:: INSTRUCTIONS FOR THE TASK ::
Wherever a line below holds the word "name", copy that line.

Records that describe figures
######

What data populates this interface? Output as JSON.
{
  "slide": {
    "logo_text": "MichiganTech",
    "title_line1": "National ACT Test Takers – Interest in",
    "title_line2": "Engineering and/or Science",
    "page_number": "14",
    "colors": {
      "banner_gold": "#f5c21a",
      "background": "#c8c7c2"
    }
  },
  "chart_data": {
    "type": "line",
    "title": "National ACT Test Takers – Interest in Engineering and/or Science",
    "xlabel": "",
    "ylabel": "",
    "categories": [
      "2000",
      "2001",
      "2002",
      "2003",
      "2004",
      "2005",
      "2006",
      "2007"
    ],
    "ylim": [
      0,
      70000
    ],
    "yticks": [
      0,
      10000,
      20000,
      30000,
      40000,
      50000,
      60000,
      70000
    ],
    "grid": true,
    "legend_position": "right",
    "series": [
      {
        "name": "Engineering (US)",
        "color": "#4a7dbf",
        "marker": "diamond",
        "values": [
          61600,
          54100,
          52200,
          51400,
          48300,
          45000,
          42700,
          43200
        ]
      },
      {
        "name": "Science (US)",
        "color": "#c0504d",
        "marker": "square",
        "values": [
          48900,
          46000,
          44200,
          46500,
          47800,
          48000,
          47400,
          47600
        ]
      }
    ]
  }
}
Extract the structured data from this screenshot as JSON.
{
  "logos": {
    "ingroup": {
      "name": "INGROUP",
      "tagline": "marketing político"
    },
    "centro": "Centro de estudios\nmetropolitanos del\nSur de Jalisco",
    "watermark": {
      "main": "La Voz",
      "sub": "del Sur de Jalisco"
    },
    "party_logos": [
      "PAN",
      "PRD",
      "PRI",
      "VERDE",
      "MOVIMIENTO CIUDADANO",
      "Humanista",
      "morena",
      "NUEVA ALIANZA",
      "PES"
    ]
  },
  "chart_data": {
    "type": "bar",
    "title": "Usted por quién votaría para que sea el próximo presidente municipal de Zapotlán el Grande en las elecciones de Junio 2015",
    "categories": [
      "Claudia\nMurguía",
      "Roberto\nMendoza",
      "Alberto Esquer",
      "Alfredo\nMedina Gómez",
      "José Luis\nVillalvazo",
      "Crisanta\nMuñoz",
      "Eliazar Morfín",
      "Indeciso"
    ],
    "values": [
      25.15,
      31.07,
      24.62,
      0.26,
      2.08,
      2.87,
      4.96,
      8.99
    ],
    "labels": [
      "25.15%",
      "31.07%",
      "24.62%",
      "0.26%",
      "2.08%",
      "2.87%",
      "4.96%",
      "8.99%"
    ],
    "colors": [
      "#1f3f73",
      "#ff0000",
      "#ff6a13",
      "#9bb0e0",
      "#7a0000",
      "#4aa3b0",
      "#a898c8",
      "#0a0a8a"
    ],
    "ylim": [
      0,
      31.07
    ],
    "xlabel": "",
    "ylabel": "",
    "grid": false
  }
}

######

:: WRITTEN ANSWER ::
        "name": "Engineering (US)",
        "name": "Science (US)",
      "name": "INGROUP",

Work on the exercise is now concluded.